> **Goal**
Locate the lines of the listing below that hold "series", then copy each of them.
══════
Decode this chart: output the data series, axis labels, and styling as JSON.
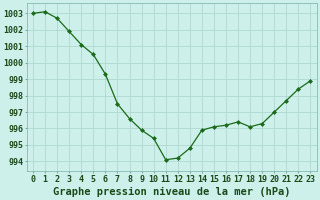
{
  "x": [
    0,
    1,
    2,
    3,
    4,
    5,
    6,
    7,
    8,
    9,
    10,
    11,
    12,
    13,
    14,
    15,
    16,
    17,
    18,
    19,
    20,
    21,
    22,
    23
  ],
  "y": [
    1003.0,
    1003.1,
    1002.7,
    1001.9,
    1001.1,
    1000.5,
    999.3,
    997.5,
    996.6,
    995.9,
    995.4,
    994.1,
    994.2,
    994.8,
    995.9,
    996.1,
    996.2,
    996.4,
    996.1,
    996.3,
    997.0,
    997.7,
    998.4,
    998.9
  ],
  "line_color": "#1a6b1a",
  "marker_color": "#1a6b1a",
  "bg_color": "#cef0ea",
  "grid_color": "#aad4cc",
  "xlabel": "Graphe pression niveau de la mer (hPa)",
  "ylabel_ticks": [
    994,
    995,
    996,
    997,
    998,
    999,
    1000,
    1001,
    1002,
    1003
  ],
  "ylim": [
    993.4,
    1003.6
  ],
  "xlim": [
    -0.5,
    23.5
  ],
  "xlabel_fontsize": 7.5,
  "tick_fontsize": 6.0,
  "label_color": "#1a4a1a",
  "spine_color": "#7ab0a8"
}
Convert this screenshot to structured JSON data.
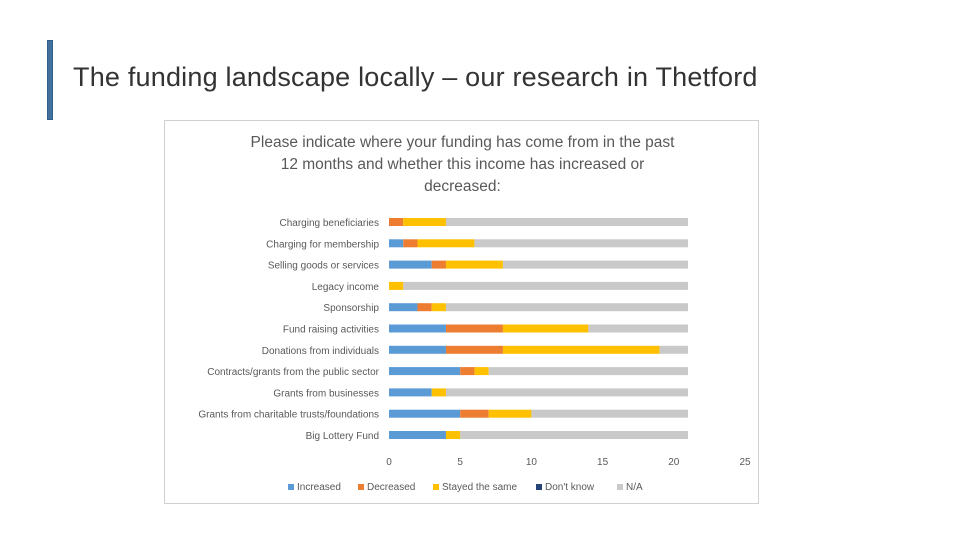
{
  "slide": {
    "title": "The funding landscape locally – our research in Thetford",
    "accent_color": "#41719c"
  },
  "chart_data": {
    "type": "bar",
    "orientation": "horizontal",
    "stacked": true,
    "title_lines": [
      "Please indicate where your funding has come from in the past",
      "12 months and whether this income has increased or",
      "decreased:"
    ],
    "categories": [
      "Charging beneficiaries",
      "Charging for membership",
      "Selling goods or services",
      "Legacy income",
      "Sponsorship",
      "Fund raising activities",
      "Donations from individuals",
      "Contracts/grants from the public sector",
      "Grants from businesses",
      "Grants from charitable trusts/foundations",
      "Big Lottery Fund"
    ],
    "series": [
      {
        "name": "Increased",
        "color": "#5b9bd5",
        "values": [
          0,
          1,
          3,
          0,
          2,
          4,
          4,
          5,
          3,
          5,
          4
        ]
      },
      {
        "name": "Decreased",
        "color": "#ed7d31",
        "values": [
          1,
          1,
          1,
          0,
          1,
          4,
          4,
          1,
          0,
          2,
          0
        ]
      },
      {
        "name": "Stayed the same",
        "color": "#ffc000",
        "values": [
          3,
          4,
          4,
          1,
          1,
          6,
          11,
          1,
          1,
          3,
          1
        ]
      },
      {
        "name": "Don't know",
        "color": "#264478",
        "values": [
          0,
          0,
          0,
          0,
          0,
          0,
          0,
          0,
          0,
          0,
          0
        ]
      },
      {
        "name": "N/A",
        "color": "#c9c9c9",
        "values": [
          17,
          15,
          13,
          20,
          17,
          7,
          2,
          14,
          17,
          11,
          16
        ]
      }
    ],
    "xlim": [
      0,
      25
    ],
    "xticks": [
      "0",
      "5",
      "10",
      "15",
      "20",
      "25"
    ],
    "xlabel": "",
    "ylabel": "",
    "legend_position": "bottom",
    "grid": false
  }
}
══════
> **Task output**
Decode this chart: output the data series, axis labels, and styling as JSON.
    "series": [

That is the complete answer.